## TASK INSTRUCTIONS
Output the records exactly. Include every line.

──────── PROVIDED ENTRIES ────────

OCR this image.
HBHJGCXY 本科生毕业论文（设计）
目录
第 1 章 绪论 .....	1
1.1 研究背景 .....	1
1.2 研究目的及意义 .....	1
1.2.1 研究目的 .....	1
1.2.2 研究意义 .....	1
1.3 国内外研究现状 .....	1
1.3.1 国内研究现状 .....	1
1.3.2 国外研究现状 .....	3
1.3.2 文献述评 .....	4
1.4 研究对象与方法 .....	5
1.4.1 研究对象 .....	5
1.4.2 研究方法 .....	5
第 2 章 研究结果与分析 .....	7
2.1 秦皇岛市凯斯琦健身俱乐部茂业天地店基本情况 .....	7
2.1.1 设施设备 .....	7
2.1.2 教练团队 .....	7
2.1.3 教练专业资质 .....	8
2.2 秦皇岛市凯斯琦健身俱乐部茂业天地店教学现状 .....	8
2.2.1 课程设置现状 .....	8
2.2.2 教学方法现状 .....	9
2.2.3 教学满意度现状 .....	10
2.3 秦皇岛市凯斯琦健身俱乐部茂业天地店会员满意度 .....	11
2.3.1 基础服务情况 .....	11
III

────────

## WRITTEN RESPONSE
OCR this image.
HBHJGCXY 本科生毕业论文（设计）
目录
第 1 章 绪论 .....	1
1.1 研究背景 .....	1
1.2 研究目的及意义 .....	1
1.2.1 研究目的 .....	1
1.2.2 研究意义 .....	1
1.3 国内外研究现状 .....	1
1.3.1 国内研究现状 .....	1
1.3.2 国外研究现状 .....	3
1.3.2 文献述评 .....	4
1.4 研究对象与方法 .....	5
1.4.1 研究对象 .....	5
1.4.2 研究方法 .....	5
第 2 章 研究结果与分析 .....	7
2.1 秦皇岛市凯斯琦健身俱乐部茂业天地店基本情况 .....	7
2.1.1 设施设备 .....	7
2.1.2 教练团队 .....	7
2.1.3 教练专业资质 .....	8
2.2 秦皇岛市凯斯琦健身俱乐部茂业天地店教学现状 .....	8
2.2.1 课程设置现状 .....	8
2.2.2 教学方法现状 .....	9
2.2.3 教学满意度现状 .....	10
2.3 秦皇岛市凯斯琦健身俱乐部茂业天地店会员满意度 .....	11
2.3.1 基础服务情况 .....	11
III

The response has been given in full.